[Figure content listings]
--------------------------------

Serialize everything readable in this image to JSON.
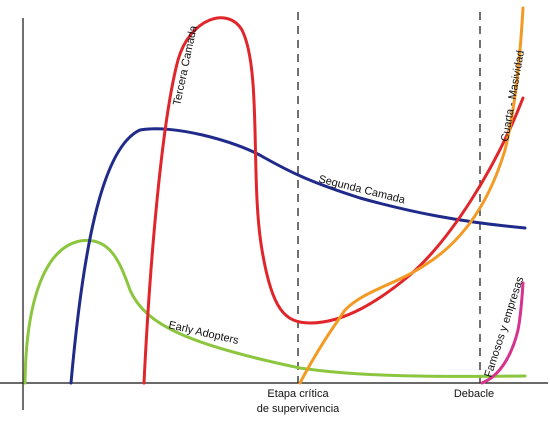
{
  "labels": {
    "tercera": "Tercera Camada",
    "segunda": "Segunda Camada",
    "early": "Early Adopters",
    "cuarta": "Cuarta - Masividad",
    "famosos": "Famosos y empresas",
    "etapa_line1": "Etapa crítica",
    "etapa_line2": "de supervivencia",
    "debacle": "Debacle"
  },
  "colors": {
    "early_adopters": "#8cc63f",
    "segunda_camada": "#1f2a8a",
    "tercera_camada": "#e0262b",
    "cuarta_masividad": "#f39a24",
    "famosos_empresas": "#d6338f",
    "axis": "#111111"
  }
}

--------------------------------

• _Given instruction_: All of the entries above should be copied exactly, except for the pictures.

• _Completed task_:
Serialize everything readable in this image to JSON.
{
  "labels": {
    "tercera": "Tercera Camada",
    "segunda": "Segunda Camada",
    "early": "Early Adopters",
    "cuarta": "Cuarta - Masividad",
    "famosos": "Famosos y empresas",
    "etapa_line1": "Etapa crítica",
    "etapa_line2": "de supervivencia",
    "debacle": "Debacle"
  },
  "colors": {
    "early_adopters": "#8cc63f",
    "segunda_camada": "#1f2a8a",
    "tercera_camada": "#e0262b",
    "cuarta_masividad": "#f39a24",
    "famosos_empresas": "#d6338f",
    "axis": "#111111"
  }
}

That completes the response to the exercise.